• Aim
Copy each line that holds "Delay".

• Record excerpts
++++++++

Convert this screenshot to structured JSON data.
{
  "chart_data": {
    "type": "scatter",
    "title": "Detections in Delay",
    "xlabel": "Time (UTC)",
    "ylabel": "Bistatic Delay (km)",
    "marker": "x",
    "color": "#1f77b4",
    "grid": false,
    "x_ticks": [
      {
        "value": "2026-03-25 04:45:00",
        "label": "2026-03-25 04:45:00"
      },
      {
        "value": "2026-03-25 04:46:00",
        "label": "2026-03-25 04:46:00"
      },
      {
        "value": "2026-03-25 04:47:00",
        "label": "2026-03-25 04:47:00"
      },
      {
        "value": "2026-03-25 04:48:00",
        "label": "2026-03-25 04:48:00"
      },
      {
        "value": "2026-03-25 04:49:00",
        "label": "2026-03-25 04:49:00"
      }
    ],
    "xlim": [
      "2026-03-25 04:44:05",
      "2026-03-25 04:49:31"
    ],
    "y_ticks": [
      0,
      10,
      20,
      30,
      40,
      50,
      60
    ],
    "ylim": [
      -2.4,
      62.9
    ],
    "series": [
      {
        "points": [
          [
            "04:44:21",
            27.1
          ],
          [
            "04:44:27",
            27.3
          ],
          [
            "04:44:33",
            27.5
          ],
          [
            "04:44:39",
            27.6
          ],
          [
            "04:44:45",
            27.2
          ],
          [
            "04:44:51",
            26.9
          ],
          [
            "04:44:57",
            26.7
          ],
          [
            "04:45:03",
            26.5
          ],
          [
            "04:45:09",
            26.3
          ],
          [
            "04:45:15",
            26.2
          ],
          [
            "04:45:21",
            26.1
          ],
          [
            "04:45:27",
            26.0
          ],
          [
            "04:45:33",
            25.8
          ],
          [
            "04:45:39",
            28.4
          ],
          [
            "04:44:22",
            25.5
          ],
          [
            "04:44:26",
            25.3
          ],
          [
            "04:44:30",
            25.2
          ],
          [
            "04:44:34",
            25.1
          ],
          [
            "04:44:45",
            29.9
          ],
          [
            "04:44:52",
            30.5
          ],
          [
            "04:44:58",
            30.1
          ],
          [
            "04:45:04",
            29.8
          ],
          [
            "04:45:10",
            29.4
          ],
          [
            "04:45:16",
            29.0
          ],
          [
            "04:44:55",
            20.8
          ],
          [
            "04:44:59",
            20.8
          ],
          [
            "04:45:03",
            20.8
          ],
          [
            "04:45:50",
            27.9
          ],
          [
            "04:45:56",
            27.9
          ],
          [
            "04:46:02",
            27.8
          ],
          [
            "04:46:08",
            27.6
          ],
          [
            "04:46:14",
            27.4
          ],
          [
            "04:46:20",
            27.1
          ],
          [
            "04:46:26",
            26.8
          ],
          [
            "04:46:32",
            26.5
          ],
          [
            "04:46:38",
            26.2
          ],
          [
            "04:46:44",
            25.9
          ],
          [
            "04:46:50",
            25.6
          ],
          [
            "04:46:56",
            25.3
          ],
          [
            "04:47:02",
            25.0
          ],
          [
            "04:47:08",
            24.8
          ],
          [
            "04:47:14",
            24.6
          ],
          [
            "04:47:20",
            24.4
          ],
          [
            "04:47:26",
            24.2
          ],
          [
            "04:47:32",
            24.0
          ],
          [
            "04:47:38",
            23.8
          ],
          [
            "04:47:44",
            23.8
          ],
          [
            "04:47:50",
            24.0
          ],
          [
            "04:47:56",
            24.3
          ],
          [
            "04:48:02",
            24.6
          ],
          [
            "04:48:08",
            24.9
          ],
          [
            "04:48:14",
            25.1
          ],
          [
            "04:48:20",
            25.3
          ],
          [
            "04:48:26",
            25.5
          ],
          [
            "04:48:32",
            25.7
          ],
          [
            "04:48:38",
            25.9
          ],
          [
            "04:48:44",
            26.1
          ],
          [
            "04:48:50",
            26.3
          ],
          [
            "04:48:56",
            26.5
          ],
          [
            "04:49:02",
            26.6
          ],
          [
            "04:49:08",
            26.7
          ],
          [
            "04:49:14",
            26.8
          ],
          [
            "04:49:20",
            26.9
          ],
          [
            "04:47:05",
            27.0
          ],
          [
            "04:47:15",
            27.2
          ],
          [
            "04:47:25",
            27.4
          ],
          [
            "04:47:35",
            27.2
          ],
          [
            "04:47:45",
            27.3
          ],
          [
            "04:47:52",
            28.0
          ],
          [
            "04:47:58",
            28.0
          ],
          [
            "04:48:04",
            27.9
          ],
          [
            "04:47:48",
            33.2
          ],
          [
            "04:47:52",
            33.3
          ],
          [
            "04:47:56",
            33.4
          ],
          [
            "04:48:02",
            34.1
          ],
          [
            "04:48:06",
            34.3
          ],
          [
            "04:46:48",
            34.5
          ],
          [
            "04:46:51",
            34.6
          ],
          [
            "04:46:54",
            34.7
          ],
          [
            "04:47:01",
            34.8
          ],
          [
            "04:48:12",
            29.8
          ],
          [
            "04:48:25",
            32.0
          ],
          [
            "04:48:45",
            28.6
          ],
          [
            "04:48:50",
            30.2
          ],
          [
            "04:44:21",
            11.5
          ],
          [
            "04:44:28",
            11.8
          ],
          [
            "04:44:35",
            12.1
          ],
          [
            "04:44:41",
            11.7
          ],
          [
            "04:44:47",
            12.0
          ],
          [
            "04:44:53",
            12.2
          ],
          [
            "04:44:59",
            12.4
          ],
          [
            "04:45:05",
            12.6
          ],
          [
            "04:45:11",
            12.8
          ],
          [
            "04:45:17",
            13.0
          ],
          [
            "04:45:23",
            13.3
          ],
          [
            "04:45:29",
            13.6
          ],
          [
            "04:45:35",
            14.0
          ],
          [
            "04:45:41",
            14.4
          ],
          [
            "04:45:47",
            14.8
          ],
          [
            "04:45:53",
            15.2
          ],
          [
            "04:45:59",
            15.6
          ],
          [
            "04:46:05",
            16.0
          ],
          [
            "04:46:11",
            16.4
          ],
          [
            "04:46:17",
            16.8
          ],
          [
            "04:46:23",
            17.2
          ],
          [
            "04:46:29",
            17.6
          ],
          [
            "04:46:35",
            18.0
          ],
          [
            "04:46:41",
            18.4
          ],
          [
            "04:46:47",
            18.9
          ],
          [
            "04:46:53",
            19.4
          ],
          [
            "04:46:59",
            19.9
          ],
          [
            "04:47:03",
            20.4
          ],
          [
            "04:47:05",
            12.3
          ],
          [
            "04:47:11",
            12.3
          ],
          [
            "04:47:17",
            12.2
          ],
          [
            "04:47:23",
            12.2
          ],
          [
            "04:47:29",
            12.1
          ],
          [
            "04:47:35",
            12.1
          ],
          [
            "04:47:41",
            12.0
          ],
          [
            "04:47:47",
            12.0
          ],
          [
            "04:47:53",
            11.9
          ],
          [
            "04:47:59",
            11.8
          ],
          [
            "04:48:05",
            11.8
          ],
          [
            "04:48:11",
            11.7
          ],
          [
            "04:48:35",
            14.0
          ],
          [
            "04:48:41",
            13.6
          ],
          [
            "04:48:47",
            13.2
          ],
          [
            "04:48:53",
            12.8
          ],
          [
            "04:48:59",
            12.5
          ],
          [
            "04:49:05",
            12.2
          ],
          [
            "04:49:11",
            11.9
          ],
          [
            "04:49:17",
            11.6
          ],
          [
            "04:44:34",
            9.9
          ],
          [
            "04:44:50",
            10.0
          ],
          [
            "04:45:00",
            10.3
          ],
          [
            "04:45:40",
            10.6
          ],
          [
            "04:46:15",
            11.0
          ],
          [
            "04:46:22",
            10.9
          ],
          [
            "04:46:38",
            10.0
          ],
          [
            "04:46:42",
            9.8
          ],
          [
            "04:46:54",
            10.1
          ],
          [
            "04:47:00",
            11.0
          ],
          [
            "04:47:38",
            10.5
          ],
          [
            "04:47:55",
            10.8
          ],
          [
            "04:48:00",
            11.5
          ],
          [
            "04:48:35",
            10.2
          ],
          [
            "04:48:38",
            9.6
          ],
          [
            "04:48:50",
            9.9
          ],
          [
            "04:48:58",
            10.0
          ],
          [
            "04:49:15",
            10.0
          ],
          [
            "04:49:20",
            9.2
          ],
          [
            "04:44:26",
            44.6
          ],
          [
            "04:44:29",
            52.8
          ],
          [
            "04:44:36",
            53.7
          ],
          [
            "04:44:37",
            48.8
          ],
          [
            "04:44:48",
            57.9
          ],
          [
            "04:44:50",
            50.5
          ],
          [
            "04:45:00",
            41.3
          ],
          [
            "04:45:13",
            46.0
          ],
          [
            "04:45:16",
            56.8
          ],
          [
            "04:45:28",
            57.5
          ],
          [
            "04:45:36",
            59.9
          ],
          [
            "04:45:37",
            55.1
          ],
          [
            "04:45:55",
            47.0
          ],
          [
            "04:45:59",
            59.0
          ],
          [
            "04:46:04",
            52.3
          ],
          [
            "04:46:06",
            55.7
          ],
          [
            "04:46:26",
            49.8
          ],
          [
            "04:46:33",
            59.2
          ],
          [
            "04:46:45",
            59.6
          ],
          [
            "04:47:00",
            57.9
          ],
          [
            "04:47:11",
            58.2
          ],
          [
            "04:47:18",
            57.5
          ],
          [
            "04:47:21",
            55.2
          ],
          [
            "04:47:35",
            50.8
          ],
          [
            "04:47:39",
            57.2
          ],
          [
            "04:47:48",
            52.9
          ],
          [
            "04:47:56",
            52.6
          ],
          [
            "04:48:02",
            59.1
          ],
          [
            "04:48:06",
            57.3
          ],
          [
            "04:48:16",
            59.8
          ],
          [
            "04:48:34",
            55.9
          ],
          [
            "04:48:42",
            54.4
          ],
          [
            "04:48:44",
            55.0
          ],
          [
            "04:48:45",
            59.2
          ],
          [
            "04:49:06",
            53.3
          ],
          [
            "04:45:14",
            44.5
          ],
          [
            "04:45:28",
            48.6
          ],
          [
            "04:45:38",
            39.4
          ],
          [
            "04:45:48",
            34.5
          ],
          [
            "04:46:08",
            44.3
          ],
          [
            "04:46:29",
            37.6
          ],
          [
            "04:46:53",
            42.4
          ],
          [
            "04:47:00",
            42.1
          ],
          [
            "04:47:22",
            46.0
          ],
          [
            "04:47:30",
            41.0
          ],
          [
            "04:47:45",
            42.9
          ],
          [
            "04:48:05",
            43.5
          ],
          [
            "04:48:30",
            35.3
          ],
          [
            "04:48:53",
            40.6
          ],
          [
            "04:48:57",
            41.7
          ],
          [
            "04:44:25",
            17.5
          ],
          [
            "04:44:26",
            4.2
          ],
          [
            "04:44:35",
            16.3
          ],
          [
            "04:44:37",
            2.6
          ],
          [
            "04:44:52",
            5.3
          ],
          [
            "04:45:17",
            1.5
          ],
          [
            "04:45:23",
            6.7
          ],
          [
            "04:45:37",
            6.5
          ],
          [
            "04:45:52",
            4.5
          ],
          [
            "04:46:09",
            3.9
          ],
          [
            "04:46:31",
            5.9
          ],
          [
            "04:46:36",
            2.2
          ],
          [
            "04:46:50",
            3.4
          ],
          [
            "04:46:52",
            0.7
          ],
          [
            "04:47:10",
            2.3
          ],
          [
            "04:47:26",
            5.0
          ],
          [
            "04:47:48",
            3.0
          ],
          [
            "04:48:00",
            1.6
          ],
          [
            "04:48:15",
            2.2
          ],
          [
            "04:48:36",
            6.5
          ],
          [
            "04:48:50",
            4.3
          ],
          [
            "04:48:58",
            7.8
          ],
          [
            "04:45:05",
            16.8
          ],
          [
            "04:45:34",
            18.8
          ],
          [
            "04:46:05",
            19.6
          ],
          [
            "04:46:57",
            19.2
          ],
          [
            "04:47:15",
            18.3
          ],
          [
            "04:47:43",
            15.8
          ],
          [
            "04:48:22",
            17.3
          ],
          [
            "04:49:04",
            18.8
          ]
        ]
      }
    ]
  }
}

++++++++

• The response
    "title": "Detections in Delay",
    "ylabel": "Bistatic Delay (km)",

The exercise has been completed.